La vie des métropoles au XXIe siècle vue par les ateliers internationaux de maîtrise d’œuvre urbaine

Les ateliers internationaux de maîtrise d’œuvre urbaine sont une fabrique exceptionnelle de la ville de demain, mobilisant chaque année de jeunes experts venus du monde entier, dans une logique stimulante de confrontation d’idées et d’invention urbaine. L’Observatoire de l’expérimentation et de l’innovation locales (ŒIL) de la Fondation propose de suivre cette session 2018, de sa préparation aux délibérations du jury international. L’ingénieur-urbaniste Jean-Michel Vincent nous invite ici à découvrir les ateliers, ainsi que les grands questionnements et documents de cette session consacrée aux métropoles du XXIe siècle.

Au début, notre association s’appelait les ateliers d’été ; mais, quand c’est l’été au nord de l’équateur, c’est l’hiver au sud. Alors, avec des participants venant de tous les pays, nous nous appelons les Ateliers. Nous en avons fait 37 en Île-de-France ces trente-sept dernières années, 80 en tout, en comptant ceux que nous avons réalisés à l’international. Les ateliers, dits ateliers internationaux de maîtrise d’œuvre urbaine, ont pour caractéristique d’être force de proposition pour les décideurs.

Cette année, l’atelier francilien a pour sujet « La vie dans les métropoles au XXIe siècle ». C’est la préparation, exceptionnelle, de ce lieu de créativité, chaque fois renouvelé, que je vous invite à découvrir, en quelques documents.

Il a fallu en effet deux ans de travaux préparatoires pour labourer le terrain de cet atelier avant que deux douzaines de jeunes professionnels de toutes les disciplines, venus des quatre coins du monde ne produisent des idées pour agir, présentées à un jury international fin septembre 2018.

Si nous continuons à fabriquer cette formule depuis trente-sept ans, atelier après atelier, c’est qu’elle a fait la démonstration de son efficacité – la plus décisive étant le changement de lieu de l’exposition universelle de Shanghai de 2010, depuis les terrains autour de l’aéroport à ceux du centre-ville.

D’autres projets ont bénéficié, à leur émergence, des propositions de ces jeunes professionnels et des débats ainsi instaurés : Paris Saclay, par exemple, qui concentre le quart de la recherche française est issu d’un concours international d’idées d’urbanisme et de développement durable qui s’est tenu dans la foulée de l’atelier. Plus loin dans le temps, l’arrêt de l’urbanisme de dalle en France, la création du quartier international d’Anfa au Maroc ou la table-ronde des 38 maires de l’agglomération de Puebla… qui ne s’étaient jamais rencontrés avant cet atelier.

:: À faire ::
**1.** Reproduisez à l'identique un passage de l'extrait choisi, en commençant aux mots « Il a fallu en » et en vous arrêtant après les mots « fin septembre 2018. ».
**2.** Transcrivez telles quelles les lignes des entrées, en commençant à la toute première ligne des entrées et en vous arrêtant après la ligne qui contient « - section-heading: 今年就业目标体现稳字当头、稳中求进: [166, 722, 574, 750] », celle-ci comprise.

:: Entrées fournies ::
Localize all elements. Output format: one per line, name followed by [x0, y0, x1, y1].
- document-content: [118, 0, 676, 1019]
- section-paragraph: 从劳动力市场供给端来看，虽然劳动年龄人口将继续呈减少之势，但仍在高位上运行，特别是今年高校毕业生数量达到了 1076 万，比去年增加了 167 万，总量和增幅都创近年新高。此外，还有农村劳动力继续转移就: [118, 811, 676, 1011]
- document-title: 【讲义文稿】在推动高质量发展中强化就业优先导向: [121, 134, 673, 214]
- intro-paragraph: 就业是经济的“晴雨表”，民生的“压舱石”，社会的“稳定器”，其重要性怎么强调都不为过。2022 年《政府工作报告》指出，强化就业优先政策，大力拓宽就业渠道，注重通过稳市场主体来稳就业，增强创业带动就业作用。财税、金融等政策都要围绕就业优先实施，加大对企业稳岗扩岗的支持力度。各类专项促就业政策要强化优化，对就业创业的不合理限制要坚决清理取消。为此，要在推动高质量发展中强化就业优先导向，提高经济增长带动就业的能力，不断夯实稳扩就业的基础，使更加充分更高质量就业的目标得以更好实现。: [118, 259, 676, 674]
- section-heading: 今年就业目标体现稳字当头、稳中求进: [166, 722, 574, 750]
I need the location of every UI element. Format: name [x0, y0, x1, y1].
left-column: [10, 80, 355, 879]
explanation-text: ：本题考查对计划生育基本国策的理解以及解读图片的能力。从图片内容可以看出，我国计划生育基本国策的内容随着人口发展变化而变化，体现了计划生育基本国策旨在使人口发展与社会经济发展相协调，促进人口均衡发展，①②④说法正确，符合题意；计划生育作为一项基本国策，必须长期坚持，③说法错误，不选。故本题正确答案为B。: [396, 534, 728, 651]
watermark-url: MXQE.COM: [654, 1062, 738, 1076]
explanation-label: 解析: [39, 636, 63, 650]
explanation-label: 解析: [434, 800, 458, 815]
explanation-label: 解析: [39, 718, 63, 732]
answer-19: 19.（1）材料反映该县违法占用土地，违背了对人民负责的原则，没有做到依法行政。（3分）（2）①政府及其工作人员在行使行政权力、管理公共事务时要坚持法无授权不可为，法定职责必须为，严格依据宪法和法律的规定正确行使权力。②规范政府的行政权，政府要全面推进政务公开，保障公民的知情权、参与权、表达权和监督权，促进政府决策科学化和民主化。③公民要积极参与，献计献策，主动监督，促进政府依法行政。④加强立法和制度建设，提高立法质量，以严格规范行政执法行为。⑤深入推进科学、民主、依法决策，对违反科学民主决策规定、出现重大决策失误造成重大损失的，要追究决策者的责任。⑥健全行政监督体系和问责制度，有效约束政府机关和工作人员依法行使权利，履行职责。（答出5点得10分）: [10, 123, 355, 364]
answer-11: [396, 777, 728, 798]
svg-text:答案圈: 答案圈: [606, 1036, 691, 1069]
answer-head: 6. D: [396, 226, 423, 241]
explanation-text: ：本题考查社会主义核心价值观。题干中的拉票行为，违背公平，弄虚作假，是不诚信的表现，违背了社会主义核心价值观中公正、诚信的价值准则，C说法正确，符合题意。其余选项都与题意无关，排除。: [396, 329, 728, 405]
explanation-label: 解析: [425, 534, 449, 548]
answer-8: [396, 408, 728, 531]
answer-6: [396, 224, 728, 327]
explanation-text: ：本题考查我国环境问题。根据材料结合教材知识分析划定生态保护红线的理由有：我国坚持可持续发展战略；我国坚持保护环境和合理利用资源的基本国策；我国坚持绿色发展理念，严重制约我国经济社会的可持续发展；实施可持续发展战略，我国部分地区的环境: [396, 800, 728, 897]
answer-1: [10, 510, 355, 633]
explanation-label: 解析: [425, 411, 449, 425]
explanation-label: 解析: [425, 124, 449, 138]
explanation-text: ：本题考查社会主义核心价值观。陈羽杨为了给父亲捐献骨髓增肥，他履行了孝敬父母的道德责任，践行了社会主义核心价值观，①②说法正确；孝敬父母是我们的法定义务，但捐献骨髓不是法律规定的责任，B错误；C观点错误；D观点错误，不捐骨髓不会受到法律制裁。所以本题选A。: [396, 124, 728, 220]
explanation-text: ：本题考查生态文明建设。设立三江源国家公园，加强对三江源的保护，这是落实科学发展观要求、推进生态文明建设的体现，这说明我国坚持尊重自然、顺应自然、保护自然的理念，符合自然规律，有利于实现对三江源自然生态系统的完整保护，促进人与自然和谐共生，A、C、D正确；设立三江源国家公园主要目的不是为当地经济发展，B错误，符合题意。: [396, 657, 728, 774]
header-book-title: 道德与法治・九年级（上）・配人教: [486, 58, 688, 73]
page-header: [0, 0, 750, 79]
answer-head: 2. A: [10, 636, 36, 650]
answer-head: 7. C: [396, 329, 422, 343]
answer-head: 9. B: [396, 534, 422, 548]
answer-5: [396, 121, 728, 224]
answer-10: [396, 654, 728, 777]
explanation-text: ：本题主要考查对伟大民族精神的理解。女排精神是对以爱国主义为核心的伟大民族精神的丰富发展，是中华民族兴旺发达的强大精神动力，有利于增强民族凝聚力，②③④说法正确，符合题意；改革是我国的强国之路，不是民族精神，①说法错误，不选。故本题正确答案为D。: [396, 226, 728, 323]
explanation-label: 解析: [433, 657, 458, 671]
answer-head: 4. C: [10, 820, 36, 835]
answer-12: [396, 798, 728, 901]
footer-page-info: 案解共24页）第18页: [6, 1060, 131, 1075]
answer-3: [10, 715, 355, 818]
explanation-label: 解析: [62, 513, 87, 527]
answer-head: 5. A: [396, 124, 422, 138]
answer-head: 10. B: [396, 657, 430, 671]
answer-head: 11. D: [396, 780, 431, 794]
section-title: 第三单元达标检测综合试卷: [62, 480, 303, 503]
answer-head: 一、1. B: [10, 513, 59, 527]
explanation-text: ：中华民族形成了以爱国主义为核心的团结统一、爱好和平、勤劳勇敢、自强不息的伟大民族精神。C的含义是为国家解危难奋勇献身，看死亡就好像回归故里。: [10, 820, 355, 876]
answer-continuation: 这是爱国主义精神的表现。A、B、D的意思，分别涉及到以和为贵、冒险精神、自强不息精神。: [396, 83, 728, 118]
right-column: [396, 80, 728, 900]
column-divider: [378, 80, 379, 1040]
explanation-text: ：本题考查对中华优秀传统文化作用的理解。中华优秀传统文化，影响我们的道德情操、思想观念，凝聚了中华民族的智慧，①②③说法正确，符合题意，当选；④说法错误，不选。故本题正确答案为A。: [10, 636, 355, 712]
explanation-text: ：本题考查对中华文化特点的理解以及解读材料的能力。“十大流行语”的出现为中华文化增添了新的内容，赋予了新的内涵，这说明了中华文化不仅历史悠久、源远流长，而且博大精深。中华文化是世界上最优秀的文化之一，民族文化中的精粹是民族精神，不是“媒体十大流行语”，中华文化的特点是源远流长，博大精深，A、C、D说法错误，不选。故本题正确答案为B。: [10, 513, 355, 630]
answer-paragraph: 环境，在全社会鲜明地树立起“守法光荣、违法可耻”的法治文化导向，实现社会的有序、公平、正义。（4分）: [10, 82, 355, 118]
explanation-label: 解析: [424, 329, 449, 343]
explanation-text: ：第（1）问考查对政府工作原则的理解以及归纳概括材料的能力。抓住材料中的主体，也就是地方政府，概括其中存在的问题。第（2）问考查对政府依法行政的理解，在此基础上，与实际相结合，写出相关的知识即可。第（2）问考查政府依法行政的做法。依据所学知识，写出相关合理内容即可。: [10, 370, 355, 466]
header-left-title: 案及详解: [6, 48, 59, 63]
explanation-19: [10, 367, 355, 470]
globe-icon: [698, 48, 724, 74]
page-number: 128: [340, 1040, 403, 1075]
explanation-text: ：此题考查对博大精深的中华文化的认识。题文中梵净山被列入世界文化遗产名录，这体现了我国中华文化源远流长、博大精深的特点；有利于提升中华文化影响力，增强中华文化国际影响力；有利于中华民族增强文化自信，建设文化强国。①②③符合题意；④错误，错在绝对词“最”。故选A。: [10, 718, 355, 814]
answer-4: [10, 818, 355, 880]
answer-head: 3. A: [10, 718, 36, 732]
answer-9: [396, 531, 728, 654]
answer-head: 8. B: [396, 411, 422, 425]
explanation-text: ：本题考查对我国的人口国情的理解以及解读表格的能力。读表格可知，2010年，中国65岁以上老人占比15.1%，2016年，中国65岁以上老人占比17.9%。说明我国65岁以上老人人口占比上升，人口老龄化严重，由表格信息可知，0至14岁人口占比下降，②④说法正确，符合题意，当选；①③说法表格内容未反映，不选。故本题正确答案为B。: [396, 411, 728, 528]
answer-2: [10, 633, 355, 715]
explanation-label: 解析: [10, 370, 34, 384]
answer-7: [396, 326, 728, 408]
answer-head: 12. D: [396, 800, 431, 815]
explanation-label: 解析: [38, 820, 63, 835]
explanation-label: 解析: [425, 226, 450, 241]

:: Solutions des exercices ::
**1.**
Il a fallu en effet deux ans de travaux préparatoires pour labourer le terrain de cet atelier avant que deux douzaines de jeunes professionnels de toutes les disciplines, venus des quatre coins du monde ne produisent des idées pour agir, présentées à un jury international fin septembre 2018.

**2.**
Localize all elements. Output format: one per line, name followed by [x0, y0, x1, y1].
- document-content: [118, 0, 676, 1019]
- section-paragraph: 从劳动力市场供给端来看，虽然劳动年龄人口将继续呈减少之势，但仍在高位上运行，特别是今年高校毕业生数量达到了 1076 万，比去年增加了 167 万，总量和增幅都创近年新高。此外，还有农村劳动力继续转移就: [118, 811, 676, 1011]
- document-title: 【讲义文稿】在推动高质量发展中强化就业优先导向: [121, 134, 673, 214]
- intro-paragraph: 就业是经济的“晴雨表”，民生的“压舱石”，社会的“稳定器”，其重要性怎么强调都不为过。2022 年《政府工作报告》指出，强化就业优先政策，大力拓宽就业渠道，注重通过稳市场主体来稳就业，增强创业带动就业作用。财税、金融等政策都要围绕就业优先实施，加大对企业稳岗扩岗的支持力度。各类专项促就业政策要强化优化，对就业创业的不合理限制要坚决清理取消。为此，要在推动高质量发展中强化就业优先导向，提高经济增长带动就业的能力，不断夯实稳扩就业的基础，使更加充分更高质量就业的目标得以更好实现。: [118, 259, 676, 674]
- section-heading: 今年就业目标体现稳字当头、稳中求进: [166, 722, 574, 750]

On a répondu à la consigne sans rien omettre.